Aim of the exercise: Locate all lines with the word "data". Copy them.

━━━━━━━━━━━━━━━━

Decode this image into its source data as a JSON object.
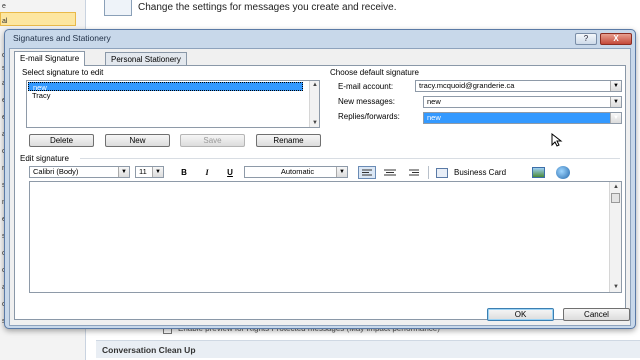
{
  "background": {
    "header_text": "Change the settings for messages you create and receive.",
    "left_items": [
      "e",
      "al",
      "ct",
      "s",
      "a",
      "er",
      "e",
      "al",
      "ct",
      "ns",
      "ss",
      "n",
      "er",
      "s",
      "ol",
      "c",
      "ar",
      "ce",
      "s"
    ],
    "checkbox_label": "Enable preview for Rights Protected messages (May impact performance)",
    "section_title": "Conversation Clean Up"
  },
  "dialog": {
    "title": "Signatures and Stationery",
    "help_label": "?",
    "close_label": "X",
    "tabs": [
      {
        "label": "E-mail Signature",
        "selected": true
      },
      {
        "label": "Personal Stationery",
        "selected": false
      }
    ],
    "select_signature_label": "Select signature to edit",
    "signatures": [
      "new",
      "Tracy"
    ],
    "selected_signature": "new",
    "buttons": {
      "delete": "Delete",
      "new": "New",
      "save": "Save",
      "rename": "Rename"
    },
    "default_signature": {
      "heading": "Choose default signature",
      "email_account_label": "E-mail account:",
      "email_account_value": "tracy.mcquoid@granderie.ca",
      "new_messages_label": "New messages:",
      "new_messages_value": "new",
      "replies_label": "Replies/forwards:",
      "replies_value": "new"
    },
    "edit_signature_label": "Edit signature",
    "toolbar": {
      "font": "Calibri (Body)",
      "size": "11",
      "bold": "B",
      "italic": "I",
      "underline": "U",
      "color": "Automatic",
      "business_card": "Business Card"
    },
    "ok_label": "OK",
    "cancel_label": "Cancel"
  },
  "colors": {
    "selection": "#3399ff",
    "dialog_frame": "#c8d8ea",
    "nav_highlight": "#fde6a0"
  }
}
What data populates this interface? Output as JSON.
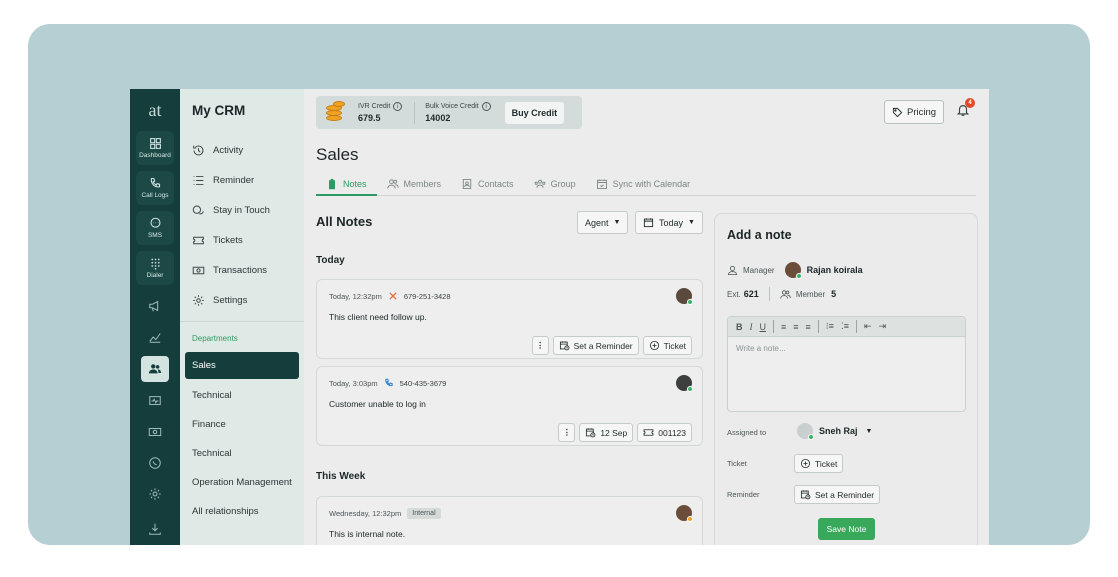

━━━━━━━━━━━━━━━━

Output of the exercise:
Decode this image into its source data as a JSON object.
What data populates this interface? Output as JSON.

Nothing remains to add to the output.